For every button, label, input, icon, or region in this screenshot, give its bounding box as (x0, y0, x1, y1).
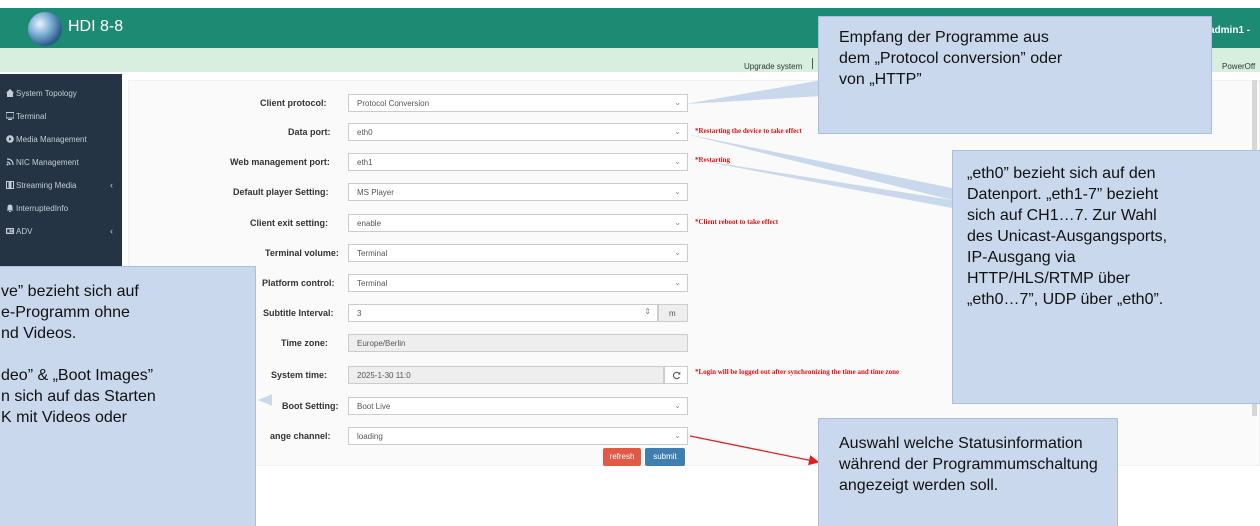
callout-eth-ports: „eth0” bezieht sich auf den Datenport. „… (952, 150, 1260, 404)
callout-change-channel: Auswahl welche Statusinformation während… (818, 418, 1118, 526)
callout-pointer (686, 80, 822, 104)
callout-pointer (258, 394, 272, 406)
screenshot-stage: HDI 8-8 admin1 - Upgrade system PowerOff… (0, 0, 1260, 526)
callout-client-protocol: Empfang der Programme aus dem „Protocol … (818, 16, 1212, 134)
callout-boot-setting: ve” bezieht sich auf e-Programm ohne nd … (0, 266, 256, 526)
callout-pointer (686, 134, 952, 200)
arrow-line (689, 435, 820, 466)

*-*-*

PROBLEM TO WORK ON: Pick out every line in the records above that contains the string "screenshot", and copy each one.

EXERCISE RESPONSE:
For every button, label, input, icon, or region in this screenshot, give its bounding box as (x0, y0, x1, y1).
screenshot-stage: HDI 8-8 admin1 - Upgrade system PowerOff… (0, 0, 1260, 526)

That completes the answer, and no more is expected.